Instructions for the task – Collect the lines of the entries where "with" shows up.

⟨

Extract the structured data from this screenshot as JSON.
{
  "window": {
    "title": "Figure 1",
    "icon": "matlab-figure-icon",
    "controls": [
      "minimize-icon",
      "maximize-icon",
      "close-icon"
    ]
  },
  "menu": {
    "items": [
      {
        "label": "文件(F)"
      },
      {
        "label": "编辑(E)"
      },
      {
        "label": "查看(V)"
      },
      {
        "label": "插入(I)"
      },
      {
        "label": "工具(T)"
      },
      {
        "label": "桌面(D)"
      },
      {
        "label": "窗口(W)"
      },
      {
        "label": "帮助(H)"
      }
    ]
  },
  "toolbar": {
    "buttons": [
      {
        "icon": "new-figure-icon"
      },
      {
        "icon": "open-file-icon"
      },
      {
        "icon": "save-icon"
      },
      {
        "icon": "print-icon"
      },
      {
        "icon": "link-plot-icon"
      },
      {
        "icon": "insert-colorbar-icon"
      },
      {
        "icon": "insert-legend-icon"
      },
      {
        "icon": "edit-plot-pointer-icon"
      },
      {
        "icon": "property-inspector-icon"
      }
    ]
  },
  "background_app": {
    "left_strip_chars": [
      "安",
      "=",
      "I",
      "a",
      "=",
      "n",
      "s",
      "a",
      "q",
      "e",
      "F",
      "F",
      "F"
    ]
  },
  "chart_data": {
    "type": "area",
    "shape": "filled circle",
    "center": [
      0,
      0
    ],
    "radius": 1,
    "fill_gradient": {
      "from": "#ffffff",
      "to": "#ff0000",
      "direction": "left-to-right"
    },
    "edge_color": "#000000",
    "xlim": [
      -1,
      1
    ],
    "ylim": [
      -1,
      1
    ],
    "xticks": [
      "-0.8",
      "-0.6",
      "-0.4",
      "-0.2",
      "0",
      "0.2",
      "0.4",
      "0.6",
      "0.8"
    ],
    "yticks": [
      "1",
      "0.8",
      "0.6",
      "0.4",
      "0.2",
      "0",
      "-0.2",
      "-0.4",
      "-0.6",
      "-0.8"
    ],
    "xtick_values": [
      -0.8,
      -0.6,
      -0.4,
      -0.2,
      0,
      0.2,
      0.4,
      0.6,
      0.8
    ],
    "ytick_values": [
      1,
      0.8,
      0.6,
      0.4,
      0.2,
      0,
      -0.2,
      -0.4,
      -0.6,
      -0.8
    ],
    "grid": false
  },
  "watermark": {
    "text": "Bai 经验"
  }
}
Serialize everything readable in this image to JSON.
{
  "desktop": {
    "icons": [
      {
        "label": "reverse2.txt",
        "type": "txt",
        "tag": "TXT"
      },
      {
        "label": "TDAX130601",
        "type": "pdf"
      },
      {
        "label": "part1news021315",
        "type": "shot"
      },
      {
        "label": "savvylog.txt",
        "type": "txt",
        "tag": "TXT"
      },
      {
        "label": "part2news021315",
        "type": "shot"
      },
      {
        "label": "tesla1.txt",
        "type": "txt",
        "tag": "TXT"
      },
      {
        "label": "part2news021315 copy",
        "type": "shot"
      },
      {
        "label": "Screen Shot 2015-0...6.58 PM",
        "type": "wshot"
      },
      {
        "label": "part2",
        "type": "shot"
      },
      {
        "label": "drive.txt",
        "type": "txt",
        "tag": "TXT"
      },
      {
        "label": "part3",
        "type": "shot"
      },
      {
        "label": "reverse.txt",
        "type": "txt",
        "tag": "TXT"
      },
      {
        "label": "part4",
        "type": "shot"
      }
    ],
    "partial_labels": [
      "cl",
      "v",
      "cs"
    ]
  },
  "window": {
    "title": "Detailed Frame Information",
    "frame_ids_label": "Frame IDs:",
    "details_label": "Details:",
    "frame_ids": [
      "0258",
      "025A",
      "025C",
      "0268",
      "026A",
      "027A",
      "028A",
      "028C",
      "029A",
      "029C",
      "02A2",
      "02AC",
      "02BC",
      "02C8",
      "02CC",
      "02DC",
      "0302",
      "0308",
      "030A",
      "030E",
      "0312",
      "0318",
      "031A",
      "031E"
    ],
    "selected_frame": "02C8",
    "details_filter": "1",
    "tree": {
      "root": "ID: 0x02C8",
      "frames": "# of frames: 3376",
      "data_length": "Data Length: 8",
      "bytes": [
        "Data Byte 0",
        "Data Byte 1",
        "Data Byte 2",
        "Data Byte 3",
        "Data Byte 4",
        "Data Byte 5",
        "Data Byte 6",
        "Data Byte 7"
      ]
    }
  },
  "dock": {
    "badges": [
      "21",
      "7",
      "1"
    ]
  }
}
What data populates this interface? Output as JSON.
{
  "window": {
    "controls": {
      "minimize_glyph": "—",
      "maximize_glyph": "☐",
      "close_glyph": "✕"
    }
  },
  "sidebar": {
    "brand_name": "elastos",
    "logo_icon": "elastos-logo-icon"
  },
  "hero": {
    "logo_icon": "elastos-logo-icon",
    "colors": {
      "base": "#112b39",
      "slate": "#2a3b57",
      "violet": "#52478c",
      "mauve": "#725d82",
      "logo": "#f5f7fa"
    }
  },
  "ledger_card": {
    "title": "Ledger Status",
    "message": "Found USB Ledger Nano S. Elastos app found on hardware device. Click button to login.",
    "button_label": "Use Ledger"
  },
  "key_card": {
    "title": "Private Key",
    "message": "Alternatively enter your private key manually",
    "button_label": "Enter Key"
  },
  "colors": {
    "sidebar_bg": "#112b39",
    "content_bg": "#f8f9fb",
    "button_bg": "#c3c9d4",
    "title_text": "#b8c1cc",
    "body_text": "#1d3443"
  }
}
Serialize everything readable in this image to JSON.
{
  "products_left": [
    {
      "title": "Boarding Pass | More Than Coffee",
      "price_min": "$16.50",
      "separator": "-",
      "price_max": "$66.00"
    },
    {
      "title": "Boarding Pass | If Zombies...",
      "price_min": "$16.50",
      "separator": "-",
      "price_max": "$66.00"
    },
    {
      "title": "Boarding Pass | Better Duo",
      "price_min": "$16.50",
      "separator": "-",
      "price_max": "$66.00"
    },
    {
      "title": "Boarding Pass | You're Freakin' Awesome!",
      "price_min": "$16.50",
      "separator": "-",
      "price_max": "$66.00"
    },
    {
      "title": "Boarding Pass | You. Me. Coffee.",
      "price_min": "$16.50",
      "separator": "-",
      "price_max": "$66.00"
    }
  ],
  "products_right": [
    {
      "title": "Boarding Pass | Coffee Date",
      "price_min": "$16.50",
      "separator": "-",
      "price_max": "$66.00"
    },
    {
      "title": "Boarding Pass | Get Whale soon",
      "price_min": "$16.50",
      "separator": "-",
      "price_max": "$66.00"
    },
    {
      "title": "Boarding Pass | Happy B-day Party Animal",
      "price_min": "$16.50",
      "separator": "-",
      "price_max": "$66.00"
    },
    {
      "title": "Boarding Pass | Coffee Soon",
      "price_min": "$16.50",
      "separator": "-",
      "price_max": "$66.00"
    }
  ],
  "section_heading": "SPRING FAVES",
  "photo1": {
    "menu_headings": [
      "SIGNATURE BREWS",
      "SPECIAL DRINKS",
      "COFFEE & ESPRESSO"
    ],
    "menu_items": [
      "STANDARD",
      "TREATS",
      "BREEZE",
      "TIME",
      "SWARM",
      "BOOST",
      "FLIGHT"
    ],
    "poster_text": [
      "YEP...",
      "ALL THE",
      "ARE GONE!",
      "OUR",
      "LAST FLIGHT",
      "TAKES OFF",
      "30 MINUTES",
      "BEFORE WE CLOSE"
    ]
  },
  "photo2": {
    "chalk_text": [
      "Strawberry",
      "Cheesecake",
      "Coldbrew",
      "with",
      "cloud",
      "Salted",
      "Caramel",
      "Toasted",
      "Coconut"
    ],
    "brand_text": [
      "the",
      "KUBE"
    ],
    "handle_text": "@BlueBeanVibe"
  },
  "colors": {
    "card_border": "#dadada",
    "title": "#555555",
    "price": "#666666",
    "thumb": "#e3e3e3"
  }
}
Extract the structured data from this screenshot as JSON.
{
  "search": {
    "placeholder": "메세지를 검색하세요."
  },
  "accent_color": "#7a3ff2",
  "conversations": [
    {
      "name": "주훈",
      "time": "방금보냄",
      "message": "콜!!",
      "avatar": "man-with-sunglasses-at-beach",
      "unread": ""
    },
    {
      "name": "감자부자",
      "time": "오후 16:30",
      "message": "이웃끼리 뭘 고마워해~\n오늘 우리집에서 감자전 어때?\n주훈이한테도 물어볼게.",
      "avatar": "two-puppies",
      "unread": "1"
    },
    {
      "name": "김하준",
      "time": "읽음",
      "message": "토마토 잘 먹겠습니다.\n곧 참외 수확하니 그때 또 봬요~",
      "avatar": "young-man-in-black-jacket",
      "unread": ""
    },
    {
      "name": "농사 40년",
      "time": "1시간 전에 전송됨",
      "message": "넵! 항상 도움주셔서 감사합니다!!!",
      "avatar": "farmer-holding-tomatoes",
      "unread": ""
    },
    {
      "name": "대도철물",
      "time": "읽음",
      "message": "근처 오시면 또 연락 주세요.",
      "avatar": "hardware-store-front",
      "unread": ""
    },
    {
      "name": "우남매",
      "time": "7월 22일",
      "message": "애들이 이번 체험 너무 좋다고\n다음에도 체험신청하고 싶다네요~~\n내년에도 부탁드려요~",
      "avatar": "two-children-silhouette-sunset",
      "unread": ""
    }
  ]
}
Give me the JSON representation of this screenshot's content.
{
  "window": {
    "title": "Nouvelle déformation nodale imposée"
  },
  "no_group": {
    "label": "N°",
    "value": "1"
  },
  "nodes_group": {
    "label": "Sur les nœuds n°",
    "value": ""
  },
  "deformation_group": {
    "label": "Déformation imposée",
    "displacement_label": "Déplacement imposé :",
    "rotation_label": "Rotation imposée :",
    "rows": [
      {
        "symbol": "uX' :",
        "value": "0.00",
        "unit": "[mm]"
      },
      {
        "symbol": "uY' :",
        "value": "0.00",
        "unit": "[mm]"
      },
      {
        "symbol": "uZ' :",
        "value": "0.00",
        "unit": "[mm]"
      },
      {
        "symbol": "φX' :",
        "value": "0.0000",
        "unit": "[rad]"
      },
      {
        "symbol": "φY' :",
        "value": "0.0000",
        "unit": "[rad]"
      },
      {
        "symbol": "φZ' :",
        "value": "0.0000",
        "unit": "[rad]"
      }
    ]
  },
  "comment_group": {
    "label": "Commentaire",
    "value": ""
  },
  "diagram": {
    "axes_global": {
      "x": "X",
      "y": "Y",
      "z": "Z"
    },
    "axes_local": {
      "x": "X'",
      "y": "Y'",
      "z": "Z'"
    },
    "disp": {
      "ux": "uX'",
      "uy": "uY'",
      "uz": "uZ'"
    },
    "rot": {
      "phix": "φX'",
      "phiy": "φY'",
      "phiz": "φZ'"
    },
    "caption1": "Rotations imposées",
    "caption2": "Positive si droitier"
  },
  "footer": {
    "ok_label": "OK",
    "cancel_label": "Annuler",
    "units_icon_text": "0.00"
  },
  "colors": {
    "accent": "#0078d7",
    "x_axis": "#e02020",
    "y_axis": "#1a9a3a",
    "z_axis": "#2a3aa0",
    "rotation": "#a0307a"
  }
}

⟩

Exercise response –
      "with",
      "avatar": "man-with-sunglasses-at-beach",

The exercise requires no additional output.